* BEGIN Stored data *

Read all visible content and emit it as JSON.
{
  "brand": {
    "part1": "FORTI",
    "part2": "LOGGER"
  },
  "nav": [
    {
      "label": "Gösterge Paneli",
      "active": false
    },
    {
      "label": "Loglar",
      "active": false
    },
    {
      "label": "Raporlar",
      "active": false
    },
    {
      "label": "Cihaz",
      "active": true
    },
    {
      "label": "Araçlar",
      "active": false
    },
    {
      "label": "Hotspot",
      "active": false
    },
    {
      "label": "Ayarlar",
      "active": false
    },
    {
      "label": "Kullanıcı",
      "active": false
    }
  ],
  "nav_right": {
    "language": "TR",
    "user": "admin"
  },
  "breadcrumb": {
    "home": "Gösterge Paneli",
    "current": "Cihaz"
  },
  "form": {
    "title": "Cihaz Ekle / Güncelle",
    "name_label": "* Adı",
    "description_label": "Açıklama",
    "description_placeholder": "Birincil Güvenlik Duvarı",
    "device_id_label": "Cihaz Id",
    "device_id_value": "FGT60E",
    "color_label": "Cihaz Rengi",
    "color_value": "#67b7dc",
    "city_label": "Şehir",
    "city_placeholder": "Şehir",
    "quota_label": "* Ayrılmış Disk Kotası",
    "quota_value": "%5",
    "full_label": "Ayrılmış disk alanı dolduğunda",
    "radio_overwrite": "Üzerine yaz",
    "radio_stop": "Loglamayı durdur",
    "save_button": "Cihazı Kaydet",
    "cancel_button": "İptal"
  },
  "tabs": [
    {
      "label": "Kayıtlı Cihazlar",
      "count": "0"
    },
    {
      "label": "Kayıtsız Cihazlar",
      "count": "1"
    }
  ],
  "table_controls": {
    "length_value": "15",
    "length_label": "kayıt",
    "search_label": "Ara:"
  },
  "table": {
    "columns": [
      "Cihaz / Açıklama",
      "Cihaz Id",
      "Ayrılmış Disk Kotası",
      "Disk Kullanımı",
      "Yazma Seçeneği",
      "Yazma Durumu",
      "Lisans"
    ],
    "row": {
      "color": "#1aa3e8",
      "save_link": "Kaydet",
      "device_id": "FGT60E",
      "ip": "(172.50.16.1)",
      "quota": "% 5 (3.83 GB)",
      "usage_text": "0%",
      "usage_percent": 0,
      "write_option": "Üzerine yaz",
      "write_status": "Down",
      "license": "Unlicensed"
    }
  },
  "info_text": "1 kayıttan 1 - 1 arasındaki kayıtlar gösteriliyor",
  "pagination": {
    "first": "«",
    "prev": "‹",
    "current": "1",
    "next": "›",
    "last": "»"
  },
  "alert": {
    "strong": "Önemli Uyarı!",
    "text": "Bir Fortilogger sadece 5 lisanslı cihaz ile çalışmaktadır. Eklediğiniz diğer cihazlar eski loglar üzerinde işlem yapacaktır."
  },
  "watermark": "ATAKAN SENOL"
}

* END Stored data *

Point out every line holding the string "Açıklama" and copy it.

# Reply
    "description_label": "Açıklama",
      "Cihaz / Açıklama",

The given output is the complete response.